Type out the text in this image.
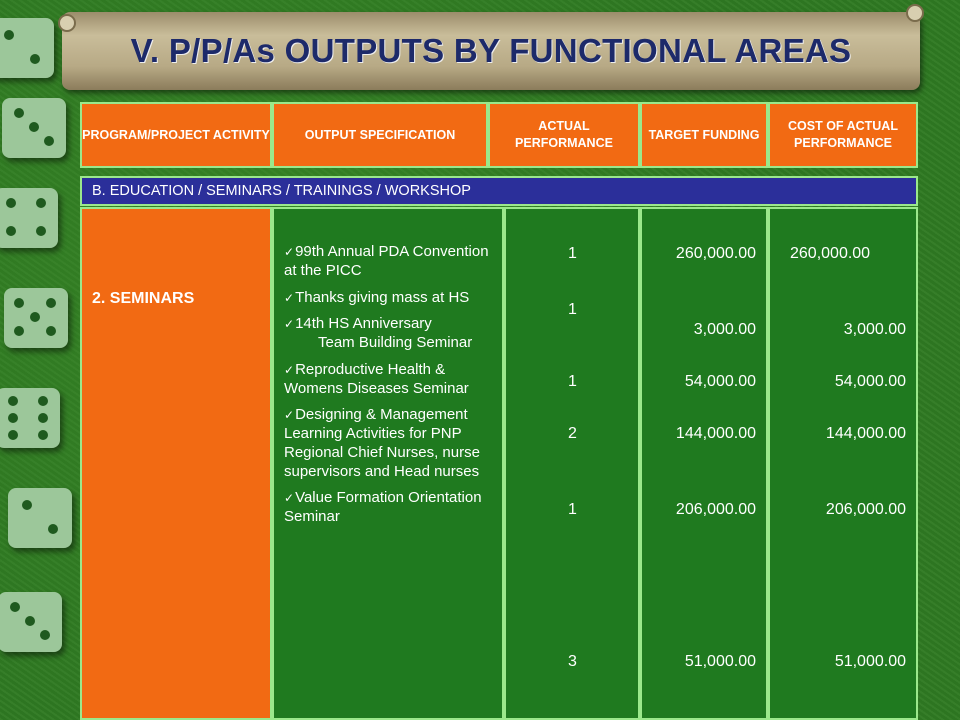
V. P/P/As OUTPUTS BY FUNCTIONAL AREAS
PROGRAM/PROJECT ACTIVITY	OUTPUT SPECIFICATION
ACTUAL PERFORMANCE
TARGET FUNDING
COST OF ACTUAL PERFORMANCE
B. EDUCATION / SEMINARS / TRAININGS / WORKSHOP
2. SEMINARS
✓99th Annual PDA Convention at the PICC
✓Thanks giving mass at HS
✓14th HS Anniversary
Team Building Seminar
✓Reproductive Health & Womens Diseases Seminar
✓Designing & Management Learning Activities for PNP Regional Chief Nurses, nurse supervisors and Head nurses
✓Value Formation Orientation Seminar
1
1
1
2
1
3
260,000.00
3,000.00
54,000.00
144,000.00
206,000.00
51,000.00
260,000.00
3,000.00
54,000.00
144,000.00
206,000.00
51,000.00
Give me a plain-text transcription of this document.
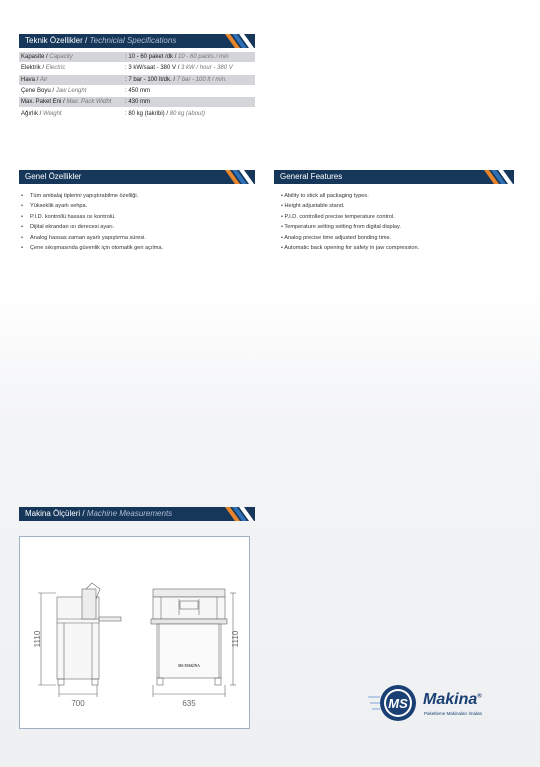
Teknik Özellikler / Technicial Specifications
Kapasite / Capacity	: 10 - 60 paket /dk / 10 - 60 packs / min
Elektrik / Electric	: 3 kW/saat - 380 V / 3 kW / hour - 380 V
Hava / Air	: 7 bar - 100 lt/dk. / 7 bar - 100 lt / min.
Çene Boyu / Jaw Lenght	: 450 mm
Max. Paket Eni / Max. Pack Widht	: 430 mm
Ağırlık / Weight	: 80 kg (takribi) / 80 kg (about)
Genel Özellikler
• Tüm ambalaj tiplerini yapıştırabilme özelliği.
• Yükseklik ayarlı sehpa.
• P.I.D. kontrollü hassas ısı kontrolü.
• Dijital ekrandan ısı derecesi ayarı.
• Analog hassas zaman ayarlı yapıştırma süresi.
• Çene sıkışmasında güvenlik için otomatik geri açılma.
General Features
• Ability to stick all packaging types.
• Height adjustable stand.
• P.I.D. controlled precise temperature control.
• Temperature setting setting from digital display.
• Analog precise time adjusted bonding time.
• Automatic back opening for safety in jaw compression.
Makina Ölçüleri / Machine Measurements
1110
700
1110
635
MS MAKİNA
MS Makina®
Paketleme Makinaları İmalatı
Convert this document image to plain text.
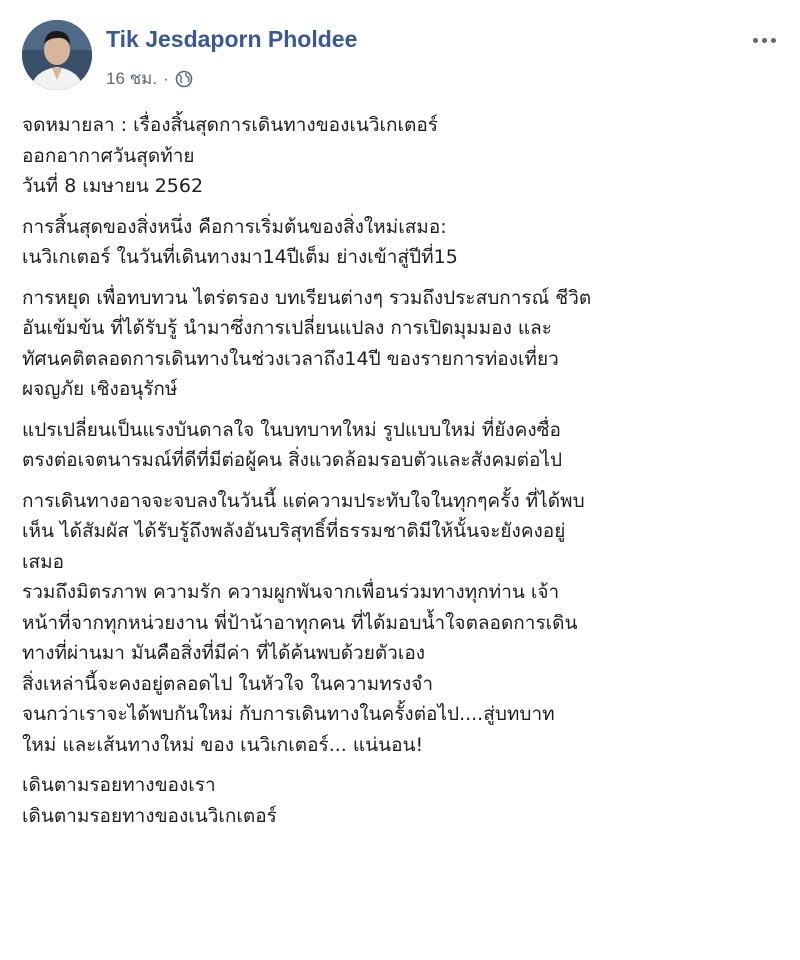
Tik Jesdaporn Pholdee
16 ชม. ·
จดหมายลา : เรื่องสิ้นสุดการเดินทางของเนวิเกเตอร์
ออกอากาศวันสุดท้าย
วันที่ 8 เมษายน 2562
การสิ้นสุดของสิ่งหนึ่ง คือการเริ่มต้นของสิ่งใหม่เสมอ:
เนวิเกเตอร์ ในวันที่เดินทางมา14ปีเต็ม ย่างเข้าสู่ปีที่15
การหยุด เพื่อทบทวน ไตร่ตรอง บทเรียนต่างๆ รวมถึงประสบการณ์ ชีวิต
อันเข้มข้น ที่ได้รับรู้ นำมาซึ่งการเปลี่ยนแปลง การเปิดมุมมอง และ
ทัศนคติตลอดการเดินทางในช่วงเวลาถึง14ปี ของรายการท่องเที่ยว
ผจญภัย เชิงอนุรักษ์
แปรเปลี่ยนเป็นแรงบันดาลใจ ในบทบาทใหม่ รูปแบบใหม่ ที่ยังคงซื่อ
ตรงต่อเจตนารมณ์ที่ดีที่มีต่อผู้คน สิ่งแวดล้อมรอบตัวและสังคมต่อไป
การเดินทางอาจจะจบลงในวันนี้ แต่ความประทับใจในทุกๆครั้ง ที่ได้พบ
เห็น ได้สัมผัส ได้รับรู้ถึงพลังอันบริสุทธิ์ที่ธรรมชาติมีให้นั้นจะยังคงอยู่
เสมอ
รวมถึงมิตรภาพ ความรัก ความผูกพันจากเพื่อนร่วมทางทุกท่าน เจ้า
หน้าที่จากทุกหน่วยงาน พี่ป้าน้าอาทุกคน ที่ได้มอบน้ำใจตลอดการเดิน
ทางที่ผ่านมา มันคือสิ่งที่มีค่า ที่ได้ค้นพบด้วยตัวเอง
สิ่งเหล่านี้จะคงอยู่ตลอดไป ในหัวใจ ในความทรงจำ
จนกว่าเราจะได้พบกันใหม่ กับการเดินทางในครั้งต่อไป....สู่บทบาท
ใหม่ และเส้นทางใหม่ ของ เนวิเกเตอร์... แน่นอน!
เดินตามรอยทางของเรา
เดินตามรอยทางของเนวิเกเตอร์
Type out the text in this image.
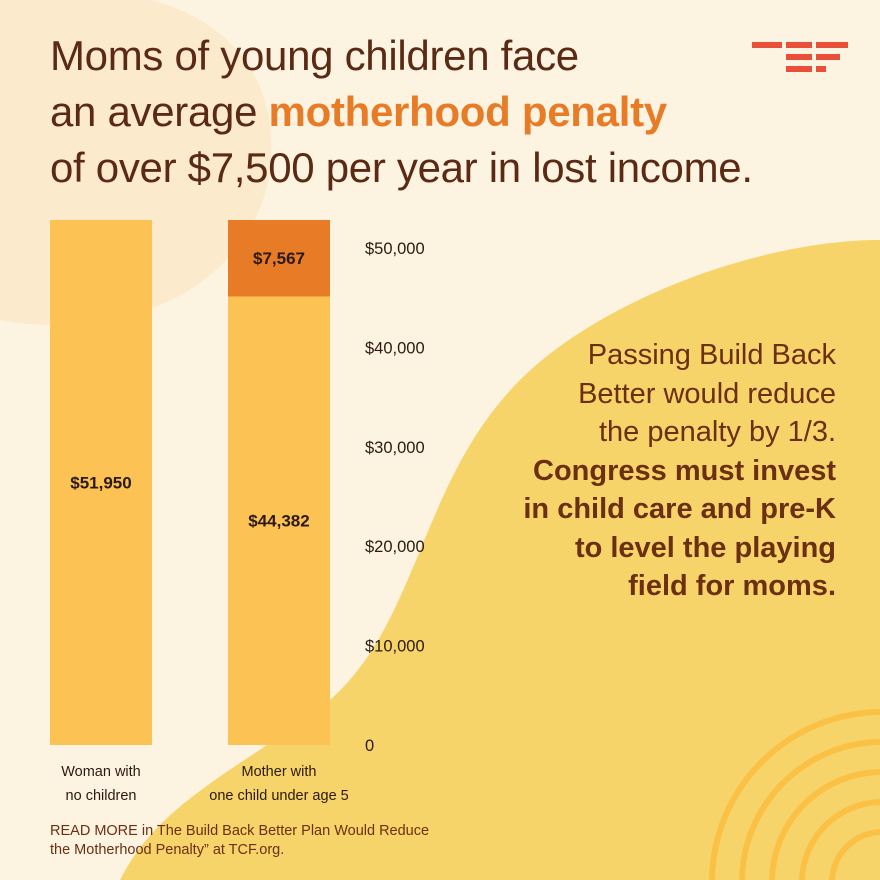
Moms of young children face
an average motherhood penalty
of over $7,500 per year in lost income.
$51,950
Woman with
no children
$44,382
$7,567
Mother with
one child under age 5
0
$10,000
$20,000
$30,000
$40,000
$50,000
Passing Build Back
Better would reduce
the penalty by 1/3.
Congress must invest
in child care and pre-K
to level the playing
field for moms.
READ MORE in The Build Back Better Plan Would Reduce
the Motherhood Penalty” at TCF.org.
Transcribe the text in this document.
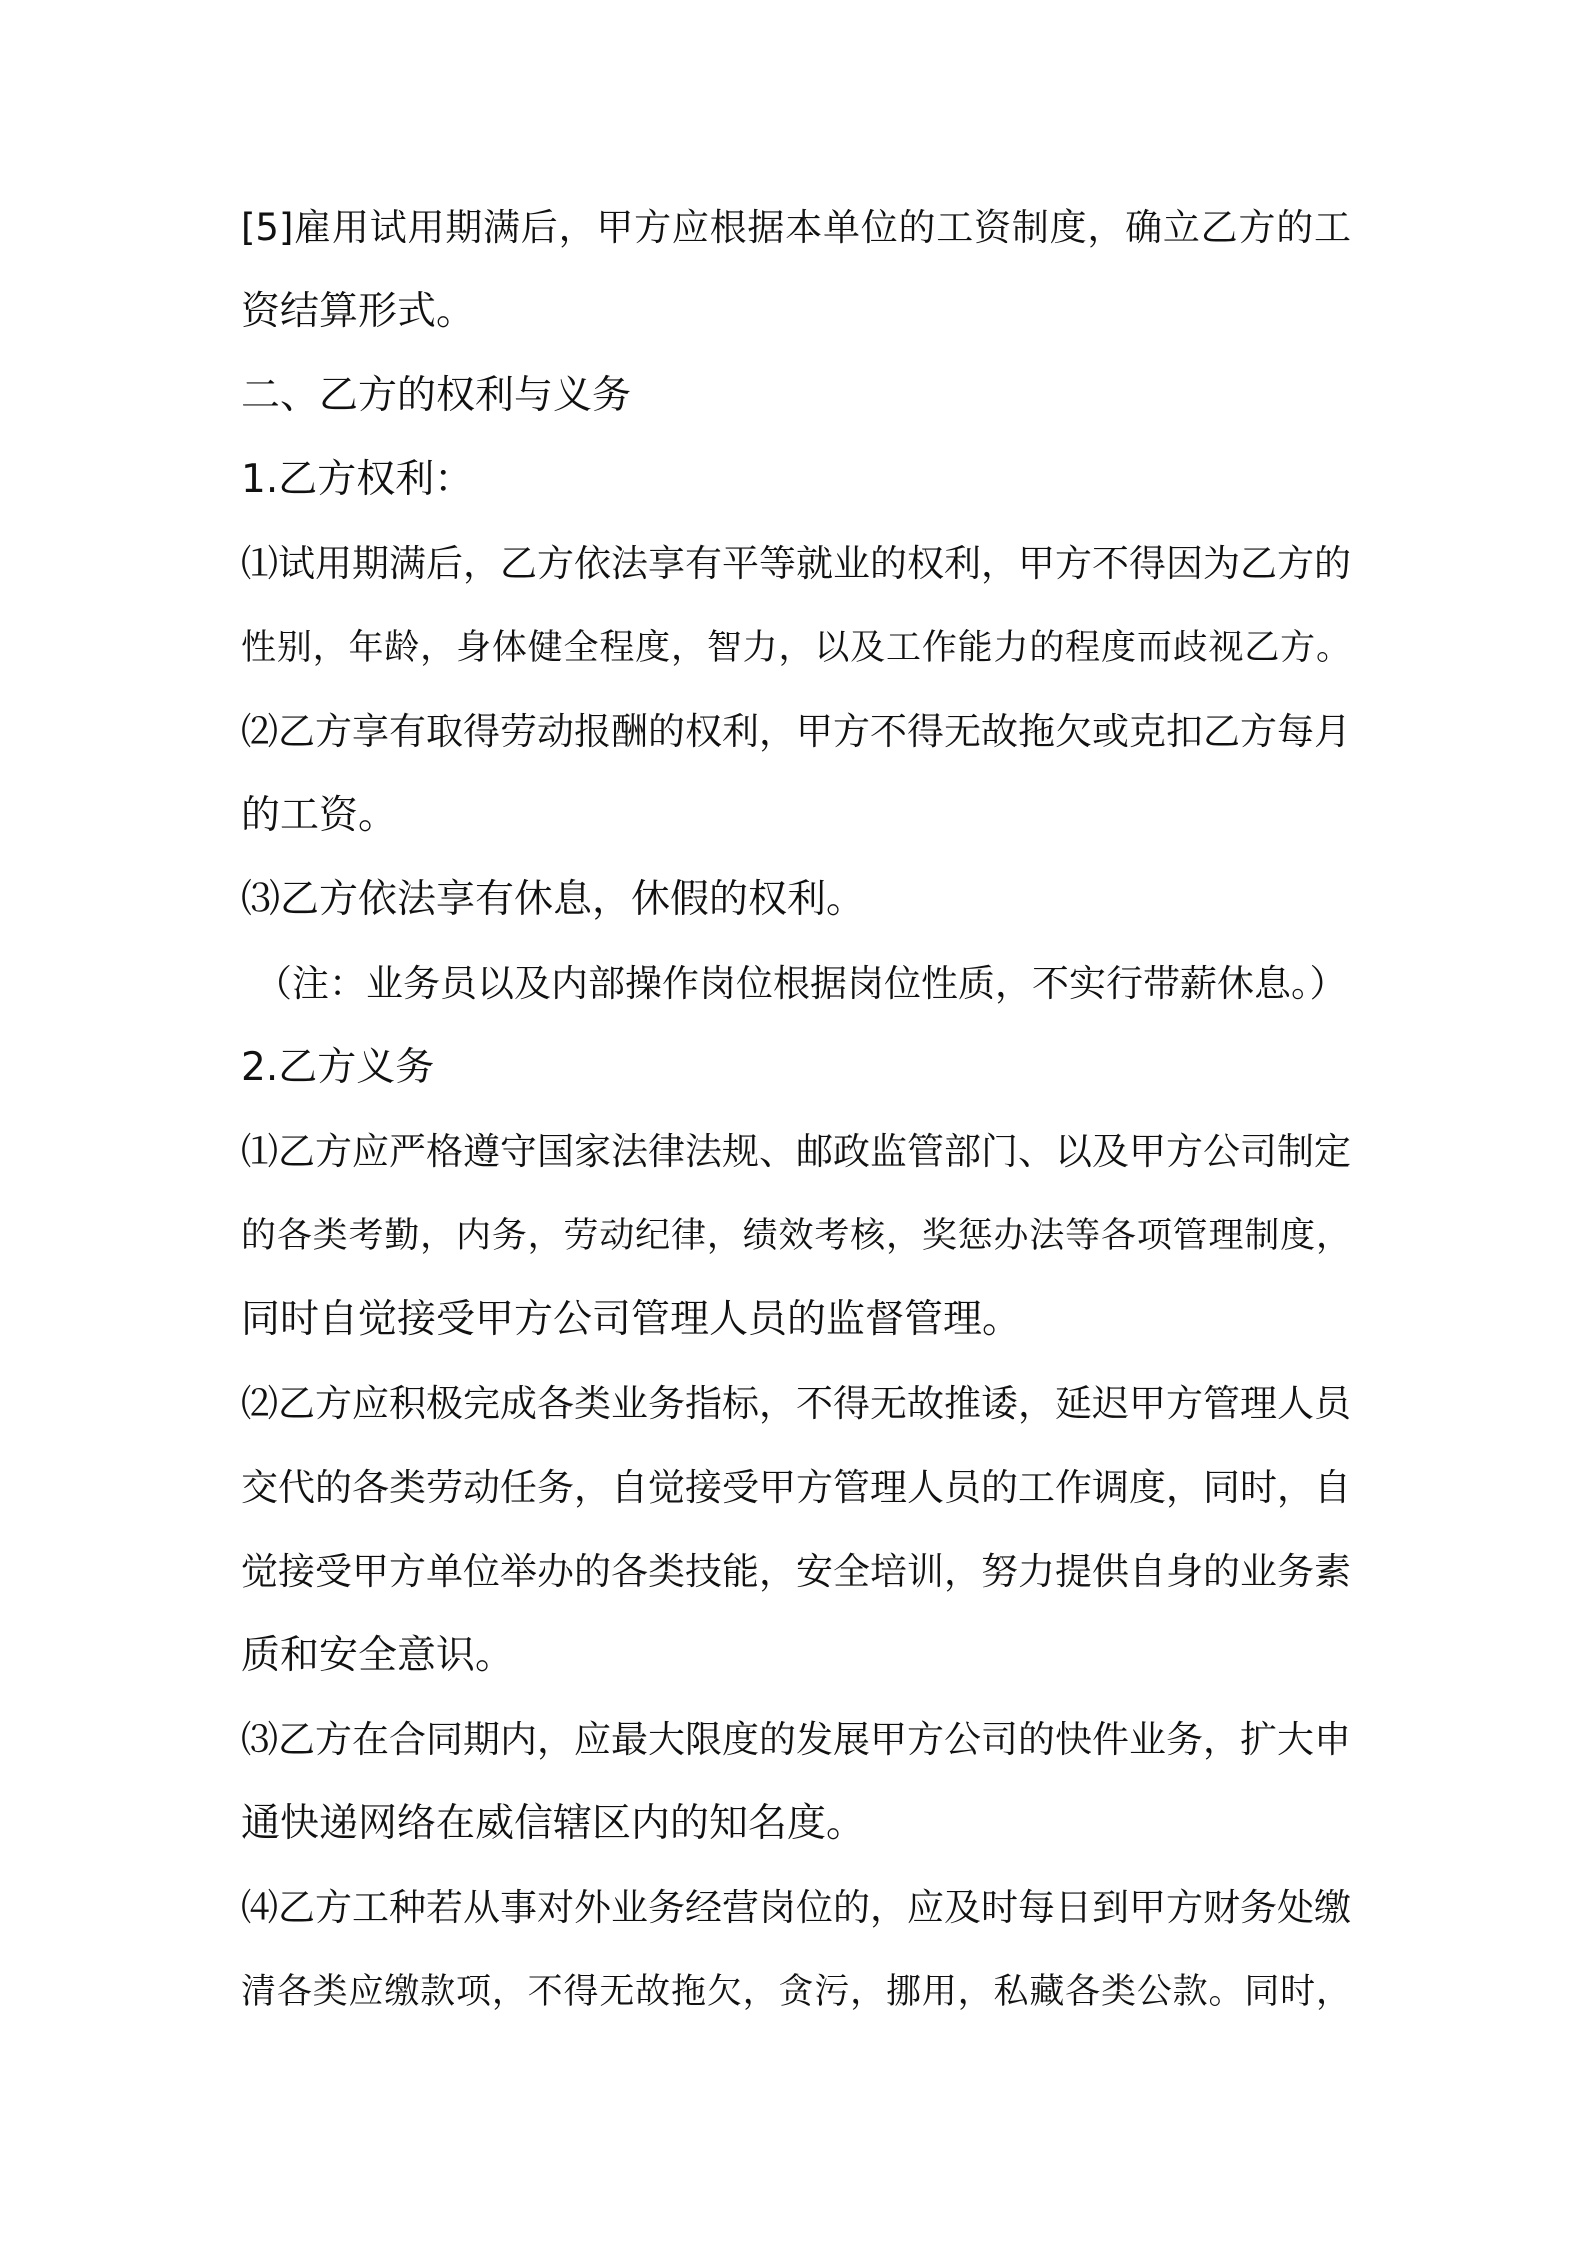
[5]雇用试用期满后，甲方应根据本单位的工资制度，确立乙方的工
资结算形式。
二、乙方的权利与义务
1.乙方权利：
⑴试用期满后，乙方依法享有平等就业的权利，甲方不得因为乙方的
性别，年龄，身体健全程度，智力，以及工作能力的程度而歧视乙方。
⑵乙方享有取得劳动报酬的权利，甲方不得无故拖欠或克扣乙方每月
的工资。
⑶乙方依法享有休息，休假的权利。
（注：业务员以及内部操作岗位根据岗位性质，不实行带薪休息。）
2.乙方义务
⑴乙方应严格遵守国家法律法规、邮政监管部门、以及甲方公司制定
的各类考勤，内务，劳动纪律，绩效考核，奖惩办法等各项管理制度，
同时自觉接受甲方公司管理人员的监督管理。
⑵乙方应积极完成各类业务指标，不得无故推诿，延迟甲方管理人员
交代的各类劳动任务，自觉接受甲方管理人员的工作调度，同时，自
觉接受甲方单位举办的各类技能，安全培训，努力提供自身的业务素
质和安全意识。
⑶乙方在合同期内，应最大限度的发展甲方公司的快件业务，扩大申
通快递网络在威信辖区内的知名度。
⑷乙方工种若从事对外业务经营岗位的，应及时每日到甲方财务处缴
清各类应缴款项，不得无故拖欠，贪污，挪用，私藏各类公款。同时，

Stated exercise =
Omit the pictures, and please restate word for word the lines running from the line with "Transcribe the text in this document." to the end of the entries.

Solution to this problem =
Transcribe the text in this document.
[5]雇用试用期满后，甲方应根据本单位的工资制度，确立乙方的工
资结算形式。
二、乙方的权利与义务
1.乙方权利：
⑴试用期满后，乙方依法享有平等就业的权利，甲方不得因为乙方的
性别，年龄，身体健全程度，智力，以及工作能力的程度而歧视乙方。
⑵乙方享有取得劳动报酬的权利，甲方不得无故拖欠或克扣乙方每月
的工资。
⑶乙方依法享有休息，休假的权利。
（注：业务员以及内部操作岗位根据岗位性质，不实行带薪休息。）
2.乙方义务
⑴乙方应严格遵守国家法律法规、邮政监管部门、以及甲方公司制定
的各类考勤，内务，劳动纪律，绩效考核，奖惩办法等各项管理制度，
同时自觉接受甲方公司管理人员的监督管理。
⑵乙方应积极完成各类业务指标，不得无故推诿，延迟甲方管理人员
交代的各类劳动任务，自觉接受甲方管理人员的工作调度，同时，自
觉接受甲方单位举办的各类技能，安全培训，努力提供自身的业务素
质和安全意识。
⑶乙方在合同期内，应最大限度的发展甲方公司的快件业务，扩大申
通快递网络在威信辖区内的知名度。
⑷乙方工种若从事对外业务经营岗位的，应及时每日到甲方财务处缴
清各类应缴款项，不得无故拖欠，贪污，挪用，私藏各类公款。同时，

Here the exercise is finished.